(Dataset records)

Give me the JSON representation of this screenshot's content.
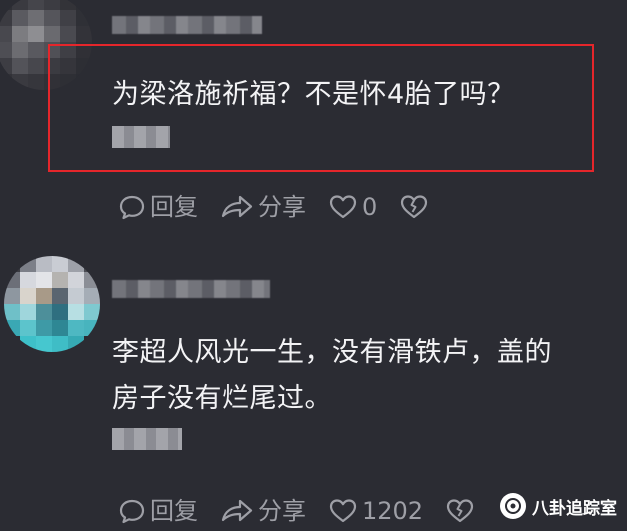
{
  "comments": [
    {
      "text": "为梁洛施祈福？不是怀4胎了吗？",
      "actions": {
        "reply_label": "回复",
        "share_label": "分享",
        "like_count": "0"
      }
    },
    {
      "text": "李超人风光一生，没有滑铁卢，盖的\n房子没有烂尾过。",
      "actions": {
        "reply_label": "回复",
        "share_label": "分享",
        "like_count": "1202"
      }
    }
  ],
  "watermark": {
    "text": "八卦追踪室"
  },
  "colors": {
    "background": "#2b2c33",
    "highlight_border": "#e5262b",
    "action_gray": "#9e9fa6"
  }
}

## Objective
Reproduce the records verbatim, omitting all images they contain.

## Exercise output
Give me the JSON representation of this screenshot's content.
{
  "comments": [
    {
      "text": "为梁洛施祈福？不是怀4胎了吗？",
      "actions": {
        "reply_label": "回复",
        "share_label": "分享",
        "like_count": "0"
      }
    },
    {
      "text": "李超人风光一生，没有滑铁卢，盖的\n房子没有烂尾过。",
      "actions": {
        "reply_label": "回复",
        "share_label": "分享",
        "like_count": "1202"
      }
    }
  ],
  "watermark": {
    "text": "八卦追踪室"
  },
  "colors": {
    "background": "#2b2c33",
    "highlight_border": "#e5262b",
    "action_gray": "#9e9fa6"
  }
}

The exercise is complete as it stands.